(Data excerpts)
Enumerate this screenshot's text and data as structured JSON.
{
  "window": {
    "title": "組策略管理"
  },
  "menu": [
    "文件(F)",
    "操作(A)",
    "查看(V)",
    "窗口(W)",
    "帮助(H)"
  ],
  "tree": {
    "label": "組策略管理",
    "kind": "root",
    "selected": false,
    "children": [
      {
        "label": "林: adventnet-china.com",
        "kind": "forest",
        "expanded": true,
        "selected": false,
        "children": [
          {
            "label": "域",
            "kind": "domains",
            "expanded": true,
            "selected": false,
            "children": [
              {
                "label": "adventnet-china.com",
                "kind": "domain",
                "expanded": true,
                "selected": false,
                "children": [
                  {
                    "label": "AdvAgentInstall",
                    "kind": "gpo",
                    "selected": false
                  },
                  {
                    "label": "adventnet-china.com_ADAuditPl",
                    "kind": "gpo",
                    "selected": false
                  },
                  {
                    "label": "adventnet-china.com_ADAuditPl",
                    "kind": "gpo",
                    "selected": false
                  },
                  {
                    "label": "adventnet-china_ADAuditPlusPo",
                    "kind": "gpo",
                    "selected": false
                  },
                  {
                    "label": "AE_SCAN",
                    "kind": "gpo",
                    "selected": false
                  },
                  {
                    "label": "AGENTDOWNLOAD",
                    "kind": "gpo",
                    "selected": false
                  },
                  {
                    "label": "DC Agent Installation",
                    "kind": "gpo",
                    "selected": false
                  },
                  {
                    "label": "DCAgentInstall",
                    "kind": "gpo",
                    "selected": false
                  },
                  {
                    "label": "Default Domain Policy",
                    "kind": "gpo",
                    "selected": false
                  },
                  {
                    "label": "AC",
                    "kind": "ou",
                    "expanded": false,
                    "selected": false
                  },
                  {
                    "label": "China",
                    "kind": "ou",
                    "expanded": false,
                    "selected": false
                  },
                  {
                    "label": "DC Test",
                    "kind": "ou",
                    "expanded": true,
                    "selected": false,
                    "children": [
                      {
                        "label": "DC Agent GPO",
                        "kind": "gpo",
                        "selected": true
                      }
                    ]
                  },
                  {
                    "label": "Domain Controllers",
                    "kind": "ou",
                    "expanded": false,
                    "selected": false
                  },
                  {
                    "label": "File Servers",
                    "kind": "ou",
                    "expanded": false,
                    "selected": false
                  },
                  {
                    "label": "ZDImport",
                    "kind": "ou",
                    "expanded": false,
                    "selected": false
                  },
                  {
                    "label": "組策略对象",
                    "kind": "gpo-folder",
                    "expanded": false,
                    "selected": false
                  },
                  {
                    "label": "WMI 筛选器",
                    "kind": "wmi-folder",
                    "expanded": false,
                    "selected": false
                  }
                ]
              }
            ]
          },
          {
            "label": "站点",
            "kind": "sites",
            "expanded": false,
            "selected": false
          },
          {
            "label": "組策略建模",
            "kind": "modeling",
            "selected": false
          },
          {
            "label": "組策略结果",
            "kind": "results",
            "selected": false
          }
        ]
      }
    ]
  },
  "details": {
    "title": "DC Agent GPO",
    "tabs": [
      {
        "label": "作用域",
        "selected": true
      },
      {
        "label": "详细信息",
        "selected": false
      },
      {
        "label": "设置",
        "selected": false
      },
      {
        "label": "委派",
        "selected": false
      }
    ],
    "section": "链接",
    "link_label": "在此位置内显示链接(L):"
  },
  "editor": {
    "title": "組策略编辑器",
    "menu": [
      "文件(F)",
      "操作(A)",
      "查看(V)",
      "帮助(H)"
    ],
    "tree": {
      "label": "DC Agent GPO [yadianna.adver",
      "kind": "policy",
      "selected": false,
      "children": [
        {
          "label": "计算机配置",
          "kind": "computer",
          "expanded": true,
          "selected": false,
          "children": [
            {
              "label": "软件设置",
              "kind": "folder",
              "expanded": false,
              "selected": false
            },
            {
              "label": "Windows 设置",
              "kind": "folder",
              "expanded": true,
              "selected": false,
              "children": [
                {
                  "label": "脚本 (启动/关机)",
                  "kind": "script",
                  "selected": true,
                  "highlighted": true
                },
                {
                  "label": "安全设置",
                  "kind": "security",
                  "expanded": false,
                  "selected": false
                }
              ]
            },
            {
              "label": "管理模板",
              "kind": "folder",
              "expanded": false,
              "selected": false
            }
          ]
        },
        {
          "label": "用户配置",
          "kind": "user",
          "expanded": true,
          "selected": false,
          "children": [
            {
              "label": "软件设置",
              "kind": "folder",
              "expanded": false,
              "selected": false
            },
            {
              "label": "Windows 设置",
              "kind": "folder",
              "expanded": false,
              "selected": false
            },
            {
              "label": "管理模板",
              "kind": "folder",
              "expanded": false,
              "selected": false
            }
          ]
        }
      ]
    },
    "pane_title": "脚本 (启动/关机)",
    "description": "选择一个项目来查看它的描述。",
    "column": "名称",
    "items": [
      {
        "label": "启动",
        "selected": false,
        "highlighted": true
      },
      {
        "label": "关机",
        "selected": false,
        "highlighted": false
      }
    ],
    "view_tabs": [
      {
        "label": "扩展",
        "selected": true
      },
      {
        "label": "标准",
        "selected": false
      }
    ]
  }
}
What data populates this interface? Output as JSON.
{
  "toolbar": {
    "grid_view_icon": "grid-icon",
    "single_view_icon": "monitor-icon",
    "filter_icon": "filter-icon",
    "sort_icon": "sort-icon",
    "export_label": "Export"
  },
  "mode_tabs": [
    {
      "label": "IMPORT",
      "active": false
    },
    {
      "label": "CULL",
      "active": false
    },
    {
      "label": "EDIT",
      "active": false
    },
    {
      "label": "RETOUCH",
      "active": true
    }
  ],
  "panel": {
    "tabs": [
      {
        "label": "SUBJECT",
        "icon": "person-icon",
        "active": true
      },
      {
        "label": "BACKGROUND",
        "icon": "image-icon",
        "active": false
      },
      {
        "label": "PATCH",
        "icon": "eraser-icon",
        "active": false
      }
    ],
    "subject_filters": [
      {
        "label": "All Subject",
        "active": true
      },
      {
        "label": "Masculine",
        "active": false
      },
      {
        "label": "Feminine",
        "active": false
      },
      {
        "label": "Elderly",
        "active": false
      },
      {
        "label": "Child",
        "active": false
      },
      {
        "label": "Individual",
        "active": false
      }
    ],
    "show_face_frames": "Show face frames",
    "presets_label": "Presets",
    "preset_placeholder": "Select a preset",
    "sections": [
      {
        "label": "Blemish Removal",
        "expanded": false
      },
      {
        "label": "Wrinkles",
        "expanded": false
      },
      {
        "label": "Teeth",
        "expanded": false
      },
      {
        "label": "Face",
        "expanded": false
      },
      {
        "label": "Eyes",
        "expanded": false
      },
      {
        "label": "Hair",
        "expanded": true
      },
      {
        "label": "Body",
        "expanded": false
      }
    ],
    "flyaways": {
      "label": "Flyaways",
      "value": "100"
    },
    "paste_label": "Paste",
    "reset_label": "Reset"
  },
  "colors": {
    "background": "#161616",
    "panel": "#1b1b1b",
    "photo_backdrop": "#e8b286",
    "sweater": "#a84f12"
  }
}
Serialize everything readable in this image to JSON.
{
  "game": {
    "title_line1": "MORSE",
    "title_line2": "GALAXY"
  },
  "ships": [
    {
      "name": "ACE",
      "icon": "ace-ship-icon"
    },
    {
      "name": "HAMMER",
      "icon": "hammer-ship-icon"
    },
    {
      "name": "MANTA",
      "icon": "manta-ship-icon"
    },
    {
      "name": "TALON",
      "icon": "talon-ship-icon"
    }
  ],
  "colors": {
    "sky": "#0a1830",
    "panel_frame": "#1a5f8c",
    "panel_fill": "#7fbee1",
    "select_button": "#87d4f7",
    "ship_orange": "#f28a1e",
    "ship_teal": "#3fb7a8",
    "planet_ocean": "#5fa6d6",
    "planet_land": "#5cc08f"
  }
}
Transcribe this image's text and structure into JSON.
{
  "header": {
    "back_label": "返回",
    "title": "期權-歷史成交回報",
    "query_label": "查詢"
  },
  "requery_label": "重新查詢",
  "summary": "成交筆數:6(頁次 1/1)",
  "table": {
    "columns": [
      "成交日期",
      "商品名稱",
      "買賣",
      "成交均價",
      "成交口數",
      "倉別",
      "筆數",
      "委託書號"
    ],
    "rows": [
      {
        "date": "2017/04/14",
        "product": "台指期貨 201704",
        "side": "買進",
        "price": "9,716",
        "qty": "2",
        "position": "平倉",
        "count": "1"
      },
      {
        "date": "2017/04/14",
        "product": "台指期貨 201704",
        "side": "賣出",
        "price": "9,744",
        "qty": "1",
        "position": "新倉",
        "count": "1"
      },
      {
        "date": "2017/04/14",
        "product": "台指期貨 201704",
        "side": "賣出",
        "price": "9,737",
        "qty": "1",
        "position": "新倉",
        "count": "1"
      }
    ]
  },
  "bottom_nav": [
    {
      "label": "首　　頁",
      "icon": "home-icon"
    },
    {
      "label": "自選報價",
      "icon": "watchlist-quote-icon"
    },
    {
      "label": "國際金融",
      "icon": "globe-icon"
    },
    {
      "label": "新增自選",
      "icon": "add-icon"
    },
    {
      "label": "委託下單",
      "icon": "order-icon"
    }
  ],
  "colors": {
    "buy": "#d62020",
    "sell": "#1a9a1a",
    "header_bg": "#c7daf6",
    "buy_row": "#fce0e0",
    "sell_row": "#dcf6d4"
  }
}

◆ TASK
Of the lines above, how many hold the string "highlighted"? Answer with only the number.

◆ RESULT
3